Figure content listings
((

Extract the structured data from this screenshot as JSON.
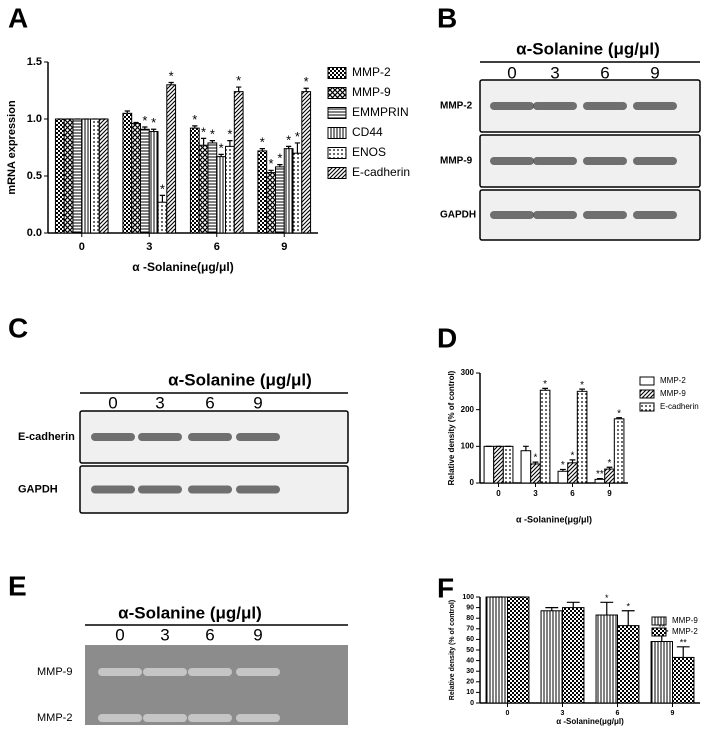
{
  "chart_data": [
    {
      "type": "bar",
      "panel": "A",
      "ylabel": "mRNA expression",
      "xlabel": "α -Solanine(μg/μl)",
      "categories": [
        "0",
        "3",
        "6",
        "9"
      ],
      "ylim": [
        0,
        1.5
      ],
      "yticks": [
        {
          "value": 0,
          "label": "0.0"
        },
        0.5,
        {
          "value": 1,
          "label": "1.0"
        },
        1.5
      ],
      "series": [
        {
          "name": "MMP-2",
          "pattern": "checker",
          "values": [
            1,
            1.05,
            0.92,
            0.72
          ],
          "errors": [
            0,
            0.02,
            0.02,
            0.02
          ],
          "marks": [
            null,
            null,
            "*",
            "*"
          ]
        },
        {
          "name": "MMP-9",
          "pattern": "cross",
          "values": [
            1,
            0.96,
            0.77,
            0.53
          ],
          "errors": [
            0,
            0.01,
            0.06,
            0.02
          ],
          "marks": [
            null,
            null,
            "*",
            "*"
          ]
        },
        {
          "name": "EMMPRIN",
          "pattern": "hline",
          "values": [
            1,
            0.91,
            0.79,
            0.58
          ],
          "errors": [
            0,
            0.02,
            0.02,
            0.02
          ],
          "marks": [
            null,
            "*",
            "*",
            "*"
          ]
        },
        {
          "name": "CD44",
          "pattern": "vline",
          "values": [
            1,
            0.89,
            0.67,
            0.74
          ],
          "errors": [
            0,
            0.02,
            0.02,
            0.02
          ],
          "marks": [
            null,
            "*",
            "*",
            "*"
          ]
        },
        {
          "name": "ENOS",
          "pattern": "dot",
          "values": [
            1,
            0.27,
            0.76,
            0.7
          ],
          "errors": [
            0,
            0.06,
            0.05,
            0.09
          ],
          "marks": [
            null,
            "*",
            "*",
            "*"
          ]
        },
        {
          "name": "E-cadherin",
          "pattern": "diag",
          "values": [
            1,
            1.3,
            1.24,
            1.24
          ],
          "errors": [
            0,
            0.02,
            0.04,
            0.03
          ],
          "marks": [
            null,
            "*",
            "*",
            "*"
          ]
        }
      ]
    },
    {
      "type": "bar",
      "panel": "D",
      "ylabel": "Relative density (% of control)",
      "xlabel": "α -Solanine(μg/μl)",
      "categories": [
        "0",
        "3",
        "6",
        "9"
      ],
      "ylim": [
        0,
        300
      ],
      "yticks": [
        0,
        100,
        200,
        300
      ],
      "series": [
        {
          "name": "MMP-2",
          "pattern": "white",
          "values": [
            100,
            88,
            32,
            10
          ],
          "errors": [
            0,
            12,
            5,
            2
          ],
          "marks": [
            null,
            null,
            "*",
            "**"
          ]
        },
        {
          "name": "MMP-9",
          "pattern": "diag",
          "values": [
            100,
            52,
            55,
            38
          ],
          "errors": [
            0,
            5,
            8,
            5
          ],
          "marks": [
            null,
            "*",
            "*",
            "*"
          ]
        },
        {
          "name": "E-cadherin",
          "pattern": "dot",
          "values": [
            100,
            253,
            250,
            175
          ],
          "errors": [
            0,
            5,
            6,
            3
          ],
          "marks": [
            null,
            "*",
            "*",
            "*"
          ]
        }
      ]
    },
    {
      "type": "bar",
      "panel": "F",
      "ylabel": "Relative density (% of control)",
      "xlabel": "α -Solanine(μg/μl)",
      "categories": [
        "0",
        "3",
        "6",
        "9"
      ],
      "ylim": [
        0,
        100
      ],
      "yticks": [
        0,
        10,
        20,
        30,
        40,
        50,
        60,
        70,
        80,
        90,
        100
      ],
      "series": [
        {
          "name": "MMP-9",
          "pattern": "vline",
          "values": [
            100,
            87,
            83,
            58
          ],
          "errors": [
            0,
            3,
            12,
            10
          ],
          "marks": [
            null,
            null,
            "*",
            "**"
          ]
        },
        {
          "name": "MMP-2",
          "pattern": "checker",
          "values": [
            100,
            90,
            73,
            43
          ],
          "errors": [
            0,
            5,
            14,
            10
          ],
          "marks": [
            null,
            null,
            "*",
            "**"
          ]
        }
      ]
    }
  ],
  "blots": [
    {
      "panel": "B",
      "header": "α-Solanine (μg/μl)",
      "lanes": [
        "0",
        "3",
        "6",
        "9"
      ],
      "rows": [
        "MMP-2",
        "MMP-9",
        "GAPDH"
      ]
    },
    {
      "panel": "C",
      "header": "α-Solanine (μg/μl)",
      "lanes": [
        "0",
        "3",
        "6",
        "9"
      ],
      "rows": [
        "E-cadherin",
        "GAPDH"
      ]
    },
    {
      "panel": "E",
      "header": "α-Solanine (μg/μl)",
      "lanes": [
        "0",
        "3",
        "6",
        "9"
      ],
      "rows": [
        "MMP-9",
        "MMP-2"
      ]
    }
  ]
}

))

#### [WORK INSTRUCTION]
When you copy the data, keep every line exact and drop the pictures.

#### [SOLUTION FOR THIS PROBLEM]
Extract the structured data from this screenshot as JSON.
{
  "chart_data": [
    {
      "type": "bar",
      "panel": "A",
      "ylabel": "mRNA expression",
      "xlabel": "α -Solanine(μg/μl)",
      "categories": [
        "0",
        "3",
        "6",
        "9"
      ],
      "ylim": [
        0,
        1.5
      ],
      "yticks": [
        {
          "value": 0,
          "label": "0.0"
        },
        0.5,
        {
          "value": 1,
          "label": "1.0"
        },
        1.5
      ],
      "series": [
        {
          "name": "MMP-2",
          "pattern": "checker",
          "values": [
            1,
            1.05,
            0.92,
            0.72
          ],
          "errors": [
            0,
            0.02,
            0.02,
            0.02
          ],
          "marks": [
            null,
            null,
            "*",
            "*"
          ]
        },
        {
          "name": "MMP-9",
          "pattern": "cross",
          "values": [
            1,
            0.96,
            0.77,
            0.53
          ],
          "errors": [
            0,
            0.01,
            0.06,
            0.02
          ],
          "marks": [
            null,
            null,
            "*",
            "*"
          ]
        },
        {
          "name": "EMMPRIN",
          "pattern": "hline",
          "values": [
            1,
            0.91,
            0.79,
            0.58
          ],
          "errors": [
            0,
            0.02,
            0.02,
            0.02
          ],
          "marks": [
            null,
            "*",
            "*",
            "*"
          ]
        },
        {
          "name": "CD44",
          "pattern": "vline",
          "values": [
            1,
            0.89,
            0.67,
            0.74
          ],
          "errors": [
            0,
            0.02,
            0.02,
            0.02
          ],
          "marks": [
            null,
            "*",
            "*",
            "*"
          ]
        },
        {
          "name": "ENOS",
          "pattern": "dot",
          "values": [
            1,
            0.27,
            0.76,
            0.7
          ],
          "errors": [
            0,
            0.06,
            0.05,
            0.09
          ],
          "marks": [
            null,
            "*",
            "*",
            "*"
          ]
        },
        {
          "name": "E-cadherin",
          "pattern": "diag",
          "values": [
            1,
            1.3,
            1.24,
            1.24
          ],
          "errors": [
            0,
            0.02,
            0.04,
            0.03
          ],
          "marks": [
            null,
            "*",
            "*",
            "*"
          ]
        }
      ]
    },
    {
      "type": "bar",
      "panel": "D",
      "ylabel": "Relative density (% of control)",
      "xlabel": "α -Solanine(μg/μl)",
      "categories": [
        "0",
        "3",
        "6",
        "9"
      ],
      "ylim": [
        0,
        300
      ],
      "yticks": [
        0,
        100,
        200,
        300
      ],
      "series": [
        {
          "name": "MMP-2",
          "pattern": "white",
          "values": [
            100,
            88,
            32,
            10
          ],
          "errors": [
            0,
            12,
            5,
            2
          ],
          "marks": [
            null,
            null,
            "*",
            "**"
          ]
        },
        {
          "name": "MMP-9",
          "pattern": "diag",
          "values": [
            100,
            52,
            55,
            38
          ],
          "errors": [
            0,
            5,
            8,
            5
          ],
          "marks": [
            null,
            "*",
            "*",
            "*"
          ]
        },
        {
          "name": "E-cadherin",
          "pattern": "dot",
          "values": [
            100,
            253,
            250,
            175
          ],
          "errors": [
            0,
            5,
            6,
            3
          ],
          "marks": [
            null,
            "*",
            "*",
            "*"
          ]
        }
      ]
    },
    {
      "type": "bar",
      "panel": "F",
      "ylabel": "Relative density (% of control)",
      "xlabel": "α -Solanine(μg/μl)",
      "categories": [
        "0",
        "3",
        "6",
        "9"
      ],
      "ylim": [
        0,
        100
      ],
      "yticks": [
        0,
        10,
        20,
        30,
        40,
        50,
        60,
        70,
        80,
        90,
        100
      ],
      "series": [
        {
          "name": "MMP-9",
          "pattern": "vline",
          "values": [
            100,
            87,
            83,
            58
          ],
          "errors": [
            0,
            3,
            12,
            10
          ],
          "marks": [
            null,
            null,
            "*",
            "**"
          ]
        },
        {
          "name": "MMP-2",
          "pattern": "checker",
          "values": [
            100,
            90,
            73,
            43
          ],
          "errors": [
            0,
            5,
            14,
            10
          ],
          "marks": [
            null,
            null,
            "*",
            "**"
          ]
        }
      ]
    }
  ],
  "blots": [
    {
      "panel": "B",
      "header": "α-Solanine (μg/μl)",
      "lanes": [
        "0",
        "3",
        "6",
        "9"
      ],
      "rows": [
        "MMP-2",
        "MMP-9",
        "GAPDH"
      ]
    },
    {
      "panel": "C",
      "header": "α-Solanine (μg/μl)",
      "lanes": [
        "0",
        "3",
        "6",
        "9"
      ],
      "rows": [
        "E-cadherin",
        "GAPDH"
      ]
    },
    {
      "panel": "E",
      "header": "α-Solanine (μg/μl)",
      "lanes": [
        "0",
        "3",
        "6",
        "9"
      ],
      "rows": [
        "MMP-9",
        "MMP-2"
      ]
    }
  ]
}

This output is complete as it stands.